How many ”words” can be formed by rearranging INQUISITIVE so that U does not immediately follow Q?

Question

My attempt:

Step 1: Place the Q: $11$ ways

Step 2: Place the U accordingly: $9$ ways

Step 3: Place the remaining $9$ letters: $9!$ ways

So there are $11\times 9 \times 9!$ arrangements.

Can someone please check.

Answer 1

There are two small mistakes in your calculation:

• Placing Q at the end gives 10 possibilities to place U.

There are $10$ ways of placing Q with $9$ ways of placing U and $1$ way of placing Q with $10$ ways of placing U: $\boxed{10 \cdot 9 + 1 \cdot 10}$

• The permutations of the 4 I's need to be canceled out: $4!$

So, you get $$\frac{(10 \cdot 9 + 1 \cdot 10)\cdot 9!}{4!}$$

Another approach could be:

• All possible arrangements: $\frac{11!}{4!}$
• Arrangements with QU together: $\frac{10!}{4!}$

Subtraction gives the arrangements where U does not directly follow Q: $$\frac{11!}{4!} - \frac{10!}{4!} = \frac{11!-10!}{4!}$$

Answer 2

• All possible arrangements: $\frac{11!}{4!}$
• Arrangements with QU appear=$\frac{\text{ Arrangements where Q and U appear together}}{2}=\frac{10!}{2.4!}$

Subtraction gives the arrangements where U does not directly follow Q: $$\frac{11!}{4!} - \frac{10!}{2.4!} = \frac{11!-\frac{10!}{2}}{4!}$$

■ **Stated task A**
In the thread about rearranging INQUISITIVE, how many ways to place U does the first reply give when Q is placed at the end?

■ **Material provided**

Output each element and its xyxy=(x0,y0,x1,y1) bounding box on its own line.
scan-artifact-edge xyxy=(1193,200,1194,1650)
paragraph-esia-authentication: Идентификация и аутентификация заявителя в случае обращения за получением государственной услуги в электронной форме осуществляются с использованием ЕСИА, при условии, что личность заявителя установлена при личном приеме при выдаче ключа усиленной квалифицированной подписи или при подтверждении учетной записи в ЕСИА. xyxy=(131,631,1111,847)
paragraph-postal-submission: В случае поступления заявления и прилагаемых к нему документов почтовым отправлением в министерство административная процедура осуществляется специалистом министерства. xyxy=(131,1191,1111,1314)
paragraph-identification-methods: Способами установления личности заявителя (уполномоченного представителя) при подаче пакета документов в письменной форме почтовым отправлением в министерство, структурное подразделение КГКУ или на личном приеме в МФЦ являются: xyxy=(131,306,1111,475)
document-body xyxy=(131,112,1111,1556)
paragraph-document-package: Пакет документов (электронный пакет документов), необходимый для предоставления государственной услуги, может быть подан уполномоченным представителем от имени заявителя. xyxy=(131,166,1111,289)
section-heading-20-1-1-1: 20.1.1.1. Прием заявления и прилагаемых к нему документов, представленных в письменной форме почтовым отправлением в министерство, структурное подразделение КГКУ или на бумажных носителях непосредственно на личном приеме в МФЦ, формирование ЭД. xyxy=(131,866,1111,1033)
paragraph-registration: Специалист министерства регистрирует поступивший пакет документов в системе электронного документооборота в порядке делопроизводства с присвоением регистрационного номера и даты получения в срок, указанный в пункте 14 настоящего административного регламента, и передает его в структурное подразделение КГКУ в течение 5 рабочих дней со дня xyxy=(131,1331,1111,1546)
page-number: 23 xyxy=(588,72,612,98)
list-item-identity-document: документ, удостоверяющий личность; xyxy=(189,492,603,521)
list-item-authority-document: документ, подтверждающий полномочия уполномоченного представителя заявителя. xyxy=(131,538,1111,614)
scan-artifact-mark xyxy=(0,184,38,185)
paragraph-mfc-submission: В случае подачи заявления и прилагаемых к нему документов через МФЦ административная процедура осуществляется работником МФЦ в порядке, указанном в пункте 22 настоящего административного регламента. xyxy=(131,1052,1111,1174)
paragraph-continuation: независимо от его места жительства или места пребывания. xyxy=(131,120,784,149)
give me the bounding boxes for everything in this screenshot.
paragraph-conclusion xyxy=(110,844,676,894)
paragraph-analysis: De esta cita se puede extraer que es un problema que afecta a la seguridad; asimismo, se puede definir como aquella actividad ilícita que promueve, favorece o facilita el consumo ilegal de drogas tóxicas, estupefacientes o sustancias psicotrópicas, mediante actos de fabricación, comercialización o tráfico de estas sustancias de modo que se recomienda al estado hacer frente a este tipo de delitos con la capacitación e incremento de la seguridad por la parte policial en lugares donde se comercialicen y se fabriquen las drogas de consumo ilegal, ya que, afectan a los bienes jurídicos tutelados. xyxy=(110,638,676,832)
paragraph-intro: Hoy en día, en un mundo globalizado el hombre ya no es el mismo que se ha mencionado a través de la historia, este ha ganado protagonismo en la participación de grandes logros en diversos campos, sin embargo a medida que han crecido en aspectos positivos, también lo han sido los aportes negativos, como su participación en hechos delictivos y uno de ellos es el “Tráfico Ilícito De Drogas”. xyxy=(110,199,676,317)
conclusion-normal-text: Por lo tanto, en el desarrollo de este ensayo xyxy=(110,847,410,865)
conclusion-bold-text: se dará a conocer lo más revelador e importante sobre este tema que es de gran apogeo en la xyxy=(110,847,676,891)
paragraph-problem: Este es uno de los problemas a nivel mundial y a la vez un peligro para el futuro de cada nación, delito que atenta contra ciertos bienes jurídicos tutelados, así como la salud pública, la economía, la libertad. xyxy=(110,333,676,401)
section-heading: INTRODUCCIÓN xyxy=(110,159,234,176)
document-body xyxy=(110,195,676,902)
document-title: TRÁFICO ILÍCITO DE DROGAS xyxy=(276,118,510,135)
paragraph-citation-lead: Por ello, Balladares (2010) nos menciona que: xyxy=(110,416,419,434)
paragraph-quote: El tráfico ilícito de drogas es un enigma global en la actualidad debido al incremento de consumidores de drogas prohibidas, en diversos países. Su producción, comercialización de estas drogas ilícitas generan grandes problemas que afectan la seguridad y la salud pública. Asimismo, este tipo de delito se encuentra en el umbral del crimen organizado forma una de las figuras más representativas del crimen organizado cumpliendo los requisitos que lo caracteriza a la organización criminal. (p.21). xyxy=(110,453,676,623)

■ **Stated task B**
Count the lines of the records that contain the string "осуществляется". Give only the number.

■ **Solution A**
10

■ **Solution B**
2